Extract:

Big Sales Campaigns: What Does it Take to Win?

Image Credit: Financial Times

UK Leadership Contest is also a Big Sales Campaign

You may have noticed that there is a certain sales campaign going on right now, which will result in the UK having a new Prime Minister at the end of summer.

Politics aside, I thought it might be helpful to take a look at this kind of process and break it down into its component parts, so let’s look at what’s really going on and how each competitor can influence their chances of winning - or losing.

The reason this type of campaign is relevant to those of us in sales or with our own businesses is that we engage in sales campaigns every single day, whether we realise it or not. This particular type of sales campaign is known as a “head-to-head

Head-to-head campaigns should only be used when there is an obvious and unarguable advantage over your competition

Head to heads can be costly in terms of resourcing and bruising in terms of outcome.

Anyway, back to the leadership contest. Truss and Sunak have no choice but to go head-to-head with each other. This article breaks down the process and identifies the “levers” they could pull to increase their chances of winning.

Component parts of a Campaign Strategy:

Campaign (Sales) Message:

Their sales “message” can be likened in this situation to a value proposition or solution for the customer.

Required task A: In the listing, starting at its first line and going on through the line with "close-tab-icon[interactable]: × bbox=[638, 37, 644, 48]", substitute "tab-close-icon" for every "close-tab-icon" and give those lines again with nothing else changed.
The listing that follows has no connection to the article on sales campaigns.

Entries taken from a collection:
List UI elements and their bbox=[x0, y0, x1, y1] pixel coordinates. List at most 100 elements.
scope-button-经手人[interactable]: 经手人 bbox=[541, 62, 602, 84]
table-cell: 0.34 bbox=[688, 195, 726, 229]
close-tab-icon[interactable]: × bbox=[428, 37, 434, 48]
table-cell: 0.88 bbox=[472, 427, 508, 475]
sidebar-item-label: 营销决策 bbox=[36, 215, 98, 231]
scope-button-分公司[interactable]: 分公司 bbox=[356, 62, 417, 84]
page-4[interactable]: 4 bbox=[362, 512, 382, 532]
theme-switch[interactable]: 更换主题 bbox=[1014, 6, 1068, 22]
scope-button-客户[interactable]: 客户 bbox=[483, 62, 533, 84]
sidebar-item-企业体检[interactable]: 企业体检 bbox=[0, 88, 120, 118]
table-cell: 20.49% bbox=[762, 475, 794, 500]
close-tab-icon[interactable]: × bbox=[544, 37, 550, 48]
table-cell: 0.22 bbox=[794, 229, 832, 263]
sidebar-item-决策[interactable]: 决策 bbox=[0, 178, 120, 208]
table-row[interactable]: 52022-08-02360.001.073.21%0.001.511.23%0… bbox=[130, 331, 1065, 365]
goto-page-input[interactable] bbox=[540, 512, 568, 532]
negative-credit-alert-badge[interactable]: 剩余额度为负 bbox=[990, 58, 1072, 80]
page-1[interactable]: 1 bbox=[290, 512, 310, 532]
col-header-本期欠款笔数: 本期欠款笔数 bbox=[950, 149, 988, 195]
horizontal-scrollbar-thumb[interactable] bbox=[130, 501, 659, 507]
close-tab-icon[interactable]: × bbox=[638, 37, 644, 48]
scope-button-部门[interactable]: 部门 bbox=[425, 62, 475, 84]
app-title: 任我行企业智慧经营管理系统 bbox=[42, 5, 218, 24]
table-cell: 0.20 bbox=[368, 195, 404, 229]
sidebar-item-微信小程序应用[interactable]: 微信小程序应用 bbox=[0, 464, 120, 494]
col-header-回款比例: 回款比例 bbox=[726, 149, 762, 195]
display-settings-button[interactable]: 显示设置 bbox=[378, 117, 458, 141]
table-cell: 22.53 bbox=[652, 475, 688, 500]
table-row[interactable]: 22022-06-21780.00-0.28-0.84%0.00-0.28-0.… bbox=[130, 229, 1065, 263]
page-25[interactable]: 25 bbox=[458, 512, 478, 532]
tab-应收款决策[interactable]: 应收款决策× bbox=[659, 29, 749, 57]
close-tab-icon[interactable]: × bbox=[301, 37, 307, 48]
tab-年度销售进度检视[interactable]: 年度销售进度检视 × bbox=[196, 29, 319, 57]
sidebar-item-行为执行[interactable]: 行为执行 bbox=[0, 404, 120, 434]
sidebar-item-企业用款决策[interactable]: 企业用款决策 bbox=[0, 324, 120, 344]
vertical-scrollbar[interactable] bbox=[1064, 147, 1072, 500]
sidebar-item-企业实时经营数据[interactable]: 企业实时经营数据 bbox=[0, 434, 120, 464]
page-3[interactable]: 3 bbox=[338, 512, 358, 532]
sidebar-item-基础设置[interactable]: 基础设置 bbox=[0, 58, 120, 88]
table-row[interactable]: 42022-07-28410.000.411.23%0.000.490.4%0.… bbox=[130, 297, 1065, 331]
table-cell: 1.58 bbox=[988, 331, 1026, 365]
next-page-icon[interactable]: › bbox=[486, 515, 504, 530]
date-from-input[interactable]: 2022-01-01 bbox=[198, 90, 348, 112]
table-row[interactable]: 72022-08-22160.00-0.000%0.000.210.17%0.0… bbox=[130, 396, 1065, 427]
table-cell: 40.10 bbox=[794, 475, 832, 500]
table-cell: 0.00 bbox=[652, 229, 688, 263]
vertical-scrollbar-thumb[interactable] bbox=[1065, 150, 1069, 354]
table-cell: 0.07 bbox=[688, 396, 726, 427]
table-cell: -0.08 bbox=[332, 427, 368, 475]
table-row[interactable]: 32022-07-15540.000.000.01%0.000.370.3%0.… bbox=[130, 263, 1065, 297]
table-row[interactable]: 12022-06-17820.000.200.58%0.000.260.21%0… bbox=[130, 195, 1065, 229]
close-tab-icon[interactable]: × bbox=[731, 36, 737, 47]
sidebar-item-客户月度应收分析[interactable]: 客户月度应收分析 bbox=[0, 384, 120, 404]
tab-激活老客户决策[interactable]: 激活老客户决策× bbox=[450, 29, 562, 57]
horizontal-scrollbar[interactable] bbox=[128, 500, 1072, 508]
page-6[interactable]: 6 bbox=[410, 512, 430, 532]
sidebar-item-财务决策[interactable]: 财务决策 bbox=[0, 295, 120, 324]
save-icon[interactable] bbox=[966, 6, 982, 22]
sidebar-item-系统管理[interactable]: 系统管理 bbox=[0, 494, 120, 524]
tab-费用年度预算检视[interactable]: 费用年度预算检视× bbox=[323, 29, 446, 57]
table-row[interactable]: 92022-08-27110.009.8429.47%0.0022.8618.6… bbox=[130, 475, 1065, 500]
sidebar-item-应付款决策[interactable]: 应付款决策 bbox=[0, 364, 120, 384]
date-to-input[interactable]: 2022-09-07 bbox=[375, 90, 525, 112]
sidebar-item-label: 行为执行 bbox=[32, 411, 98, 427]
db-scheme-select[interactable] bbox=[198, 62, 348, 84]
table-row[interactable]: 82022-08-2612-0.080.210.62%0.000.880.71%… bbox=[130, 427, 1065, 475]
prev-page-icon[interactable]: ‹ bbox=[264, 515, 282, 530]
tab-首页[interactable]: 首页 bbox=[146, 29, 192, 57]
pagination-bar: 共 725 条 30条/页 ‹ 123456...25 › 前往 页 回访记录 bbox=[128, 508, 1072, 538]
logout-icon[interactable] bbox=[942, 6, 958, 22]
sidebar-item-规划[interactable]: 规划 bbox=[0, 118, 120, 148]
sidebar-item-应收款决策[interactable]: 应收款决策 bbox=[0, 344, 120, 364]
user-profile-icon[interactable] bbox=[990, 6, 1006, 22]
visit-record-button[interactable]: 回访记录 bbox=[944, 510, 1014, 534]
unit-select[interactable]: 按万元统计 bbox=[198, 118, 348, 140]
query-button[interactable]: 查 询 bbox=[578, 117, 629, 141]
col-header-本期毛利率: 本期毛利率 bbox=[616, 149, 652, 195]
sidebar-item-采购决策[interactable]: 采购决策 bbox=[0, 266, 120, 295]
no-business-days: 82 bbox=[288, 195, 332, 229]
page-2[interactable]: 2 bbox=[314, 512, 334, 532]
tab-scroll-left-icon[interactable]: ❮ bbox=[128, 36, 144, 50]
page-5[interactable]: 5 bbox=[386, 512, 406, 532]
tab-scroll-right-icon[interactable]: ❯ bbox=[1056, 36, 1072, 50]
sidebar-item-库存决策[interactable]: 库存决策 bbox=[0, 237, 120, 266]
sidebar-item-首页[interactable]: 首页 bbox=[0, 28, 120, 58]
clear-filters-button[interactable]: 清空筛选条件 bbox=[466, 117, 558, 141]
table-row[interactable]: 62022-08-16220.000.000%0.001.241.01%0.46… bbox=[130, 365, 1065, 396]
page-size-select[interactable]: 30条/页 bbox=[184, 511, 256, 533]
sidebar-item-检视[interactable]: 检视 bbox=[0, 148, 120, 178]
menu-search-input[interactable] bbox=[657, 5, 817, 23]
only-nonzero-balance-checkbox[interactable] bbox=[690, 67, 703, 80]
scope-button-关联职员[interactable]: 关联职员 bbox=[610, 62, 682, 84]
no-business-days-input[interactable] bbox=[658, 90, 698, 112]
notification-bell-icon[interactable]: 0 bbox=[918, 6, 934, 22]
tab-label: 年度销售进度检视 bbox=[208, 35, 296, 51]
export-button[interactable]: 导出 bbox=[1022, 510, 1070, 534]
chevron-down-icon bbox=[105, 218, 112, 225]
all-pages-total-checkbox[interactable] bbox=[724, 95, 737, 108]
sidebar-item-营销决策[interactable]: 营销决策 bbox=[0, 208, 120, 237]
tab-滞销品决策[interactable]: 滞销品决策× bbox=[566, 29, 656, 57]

Required task B:
Answer these questions from the article on sales campaigns:
(i) According to the article, when should head-to-head campaigns be used?
(ii) Which two people does the article say have no choice but to go head-to-head with each other?
(iii) What does the article say a sales "message" can be likened to in this situation?

Worked answer A:
List UI elements and their bbox=[x0, y0, x1, y1] pixel coordinates. List at most 100 elements.
scope-button-经手人[interactable]: 经手人 bbox=[541, 62, 602, 84]
table-cell: 0.34 bbox=[688, 195, 726, 229]
tab-close-icon[interactable]: × bbox=[428, 37, 434, 48]
table-cell: 0.88 bbox=[472, 427, 508, 475]
sidebar-item-label: 营销决策 bbox=[36, 215, 98, 231]
scope-button-分公司[interactable]: 分公司 bbox=[356, 62, 417, 84]
page-4[interactable]: 4 bbox=[362, 512, 382, 532]
theme-switch[interactable]: 更换主题 bbox=[1014, 6, 1068, 22]
scope-button-客户[interactable]: 客户 bbox=[483, 62, 533, 84]
sidebar-item-企业体检[interactable]: 企业体检 bbox=[0, 88, 120, 118]
table-cell: 20.49% bbox=[762, 475, 794, 500]
tab-close-icon[interactable]: × bbox=[544, 37, 550, 48]
table-cell: 0.22 bbox=[794, 229, 832, 263]
sidebar-item-决策[interactable]: 决策 bbox=[0, 178, 120, 208]
table-row[interactable]: 52022-08-02360.001.073.21%0.001.511.23%0… bbox=[130, 331, 1065, 365]
goto-page-input[interactable] bbox=[540, 512, 568, 532]
negative-credit-alert-badge[interactable]: 剩余额度为负 bbox=[990, 58, 1072, 80]
page-1[interactable]: 1 bbox=[290, 512, 310, 532]
col-header-本期欠款笔数: 本期欠款笔数 bbox=[950, 149, 988, 195]
horizontal-scrollbar-thumb[interactable] bbox=[130, 501, 659, 507]
tab-close-icon[interactable]: × bbox=[638, 37, 644, 48]

Worked answer B:
(i) Only when there is an obvious and unarguable advantage over your competition.
(ii) Truss and Sunak.
(iii) A value proposition or solution for the customer.